Problem details ->
Swap "soap opera" for "serial" in the text on Juhi Parmar, then write out everything from "Juhi Parmar (born" down to "Boss 5 (2011–12).".

Document ->
****************************************

Juhi Parmar (born 14 December 1980) is an Indian anchor, actress, presenter, singer and dancer predominantly known for her work in Hindi television industry. She gained recognition for her portrayal as Kumkum in the long-running soap opera Kumkum – Ek Pyara Sa Bandhan (2002–09) and that of Sangya and Chhaya in Karmaphal Daata Shani. She then won the reality show Bigg Boss 5 (2011–12).

Career

Parmar debuted into Hindi television as Samidha in Zee TV's 1998 series Woh.

After a short break, she began the next century of 2000s with Sony Entertainment Television's Choodiyan. It featured her as Meghna, a caring and lovely sister who lost her mother in a horrific accident. Her first titular protagonistic role was in Shaheen. The same year she appeared in Yeh Jeevan Hai and first season of Rishtey. In 2001, she was cast in the second season of Rishtey and ventured into Gujarati cinema with Rangai Jaane Rangma followed by her Hindi foraying with Madhur Milan.

****************************************

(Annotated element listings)
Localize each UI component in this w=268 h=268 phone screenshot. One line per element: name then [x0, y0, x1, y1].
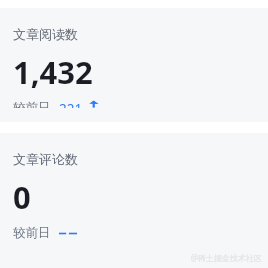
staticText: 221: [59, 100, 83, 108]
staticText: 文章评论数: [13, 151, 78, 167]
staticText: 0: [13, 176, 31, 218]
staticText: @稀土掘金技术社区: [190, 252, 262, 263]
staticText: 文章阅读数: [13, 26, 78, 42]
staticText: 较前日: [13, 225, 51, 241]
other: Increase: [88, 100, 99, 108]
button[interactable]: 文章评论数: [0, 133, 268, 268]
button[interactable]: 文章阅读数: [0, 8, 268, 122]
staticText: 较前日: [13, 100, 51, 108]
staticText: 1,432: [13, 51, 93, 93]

****************************************

Response to the exercise ->
Juhi Parmar (born 14 December 1980) is an Indian anchor, actress, presenter, singer and dancer predominantly known for her work in Hindi television industry. She gained recognition for her portrayal as Kumkum in the long-running serial Kumkum – Ek Pyara Sa Bandhan (2002–09) and that of Sangya and Chhaya in Karmaphal Daata Shani. She then won the reality show Bigg Boss 5 (2011–12).